(Dataset excerpt)
━━━━━━━━━━━━━━━━
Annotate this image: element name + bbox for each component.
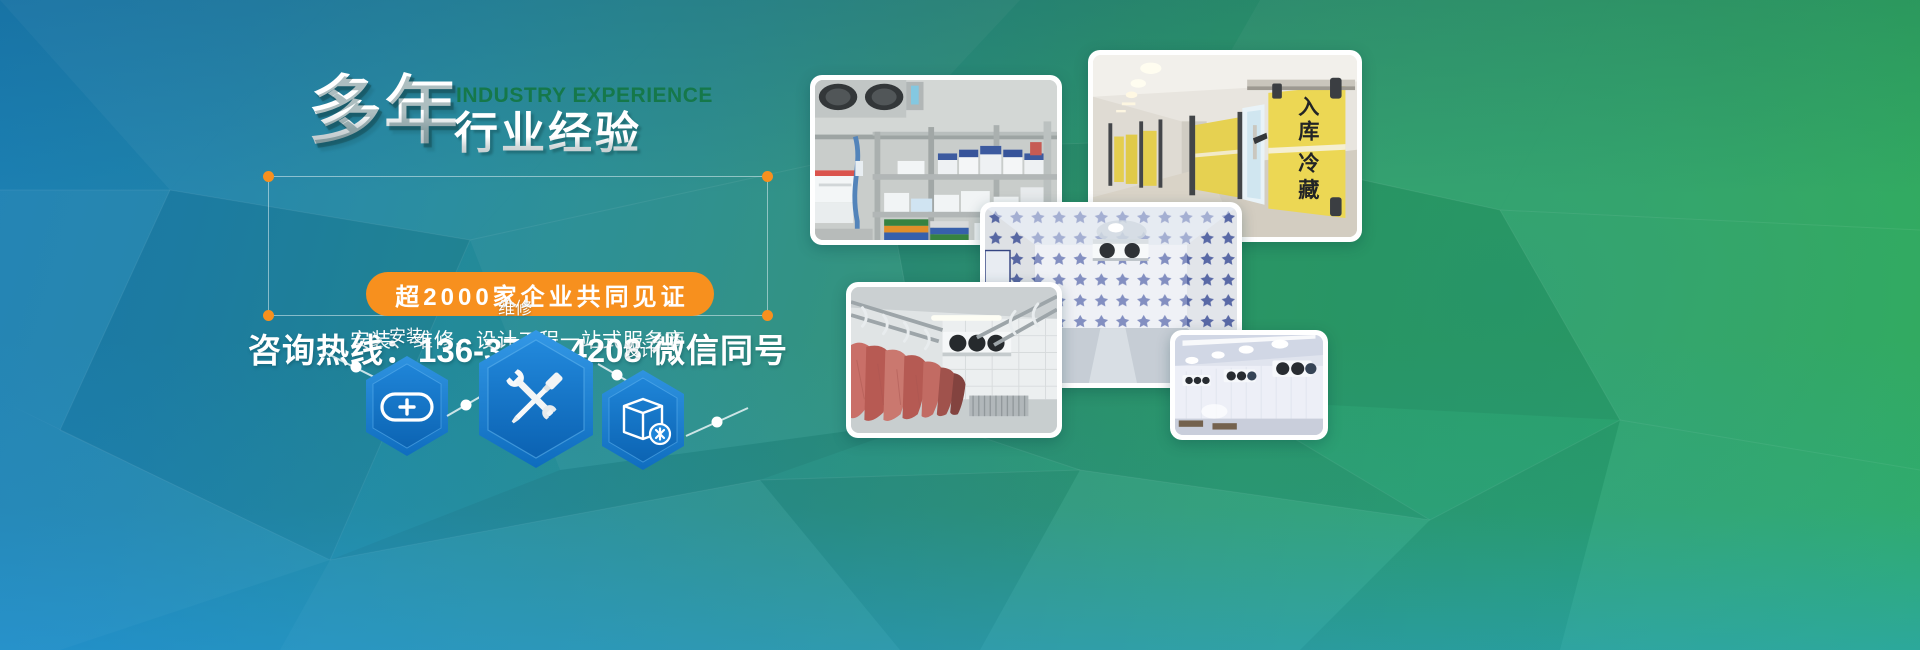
process-label-install: 安装 (346, 322, 466, 347)
process-label-repair: 维修 (455, 294, 575, 319)
process-hex-install[interactable] (362, 354, 452, 458)
frame-dot-bottom-left (263, 310, 274, 321)
headline-primary: 多年 (308, 70, 460, 152)
white-cold-room-evaporators-photo (1170, 330, 1328, 440)
process-label-design: 设计 (580, 336, 700, 361)
frame-dot-bottom-right (762, 310, 773, 321)
headline-english: INDUSTRY EXPERIENCE (456, 84, 713, 108)
photo-collage: 入 库 冷 藏 (800, 50, 1420, 510)
headline-block: 多年 INDUSTRY EXPERIENCE 行业经验 超2000家企业共同见证… (248, 74, 808, 314)
frame-line-right (767, 176, 768, 316)
frame-dot-top-left (263, 171, 274, 182)
promo-banner: 多年 INDUSTRY EXPERIENCE 行业经验 超2000家企业共同见证… (0, 0, 1920, 650)
process-steps: 安装 (330, 298, 750, 478)
meat-hanging-cold-room-photo (846, 282, 1062, 438)
headline-secondary: 行业经验 (454, 108, 642, 160)
frame-line-left (268, 176, 269, 316)
frame-dot-top-right (762, 171, 773, 182)
process-hex-design[interactable] (598, 368, 688, 472)
headline-row: 多年 INDUSTRY EXPERIENCE 行业经验 (248, 74, 808, 160)
connector-line-right (682, 406, 752, 442)
frame-line-top (268, 176, 768, 177)
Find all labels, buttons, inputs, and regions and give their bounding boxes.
━━━━━━━━━━━━━━━━
=== GOAL ===
Extract every line from the items above verbatim, omitting the pictures.

=== WORKED ANSWER ===
Annotate this image: element name + bbox for each component.
process-label-install: 安装 (346, 322, 466, 347)
process-label-repair: 维修 (455, 294, 575, 319)
process-hex-install[interactable] (362, 354, 452, 458)
frame-dot-bottom-left (263, 310, 274, 321)
headline-primary: 多年 (308, 70, 460, 152)
white-cold-room-evaporators-photo (1170, 330, 1328, 440)
process-label-design: 设计 (580, 336, 700, 361)
frame-dot-bottom-right (762, 310, 773, 321)
headline-english: INDUSTRY EXPERIENCE (456, 84, 713, 108)
photo-collage: 入 库 冷 藏 (800, 50, 1420, 510)
headline-block: 多年 INDUSTRY EXPERIENCE 行业经验 超2000家企业共同见证… (248, 74, 808, 314)
frame-line-right (767, 176, 768, 316)
frame-dot-top-left (263, 171, 274, 182)
promo-banner: 多年 INDUSTRY EXPERIENCE 行业经验 超2000家企业共同见证… (0, 0, 1920, 650)
process-steps: 安装 (330, 298, 750, 478)
meat-hanging-cold-room-photo (846, 282, 1062, 438)
headline-secondary: 行业经验 (454, 108, 642, 160)
frame-line-left (268, 176, 269, 316)
frame-dot-top-right (762, 171, 773, 182)
process-hex-design[interactable] (598, 368, 688, 472)
headline-row: 多年 INDUSTRY EXPERIENCE 行业经验 (248, 74, 808, 160)
connector-line-right (682, 406, 752, 442)
frame-line-top (268, 176, 768, 177)
Find all labels, buttons, inputs, and regions and give their bounding boxes.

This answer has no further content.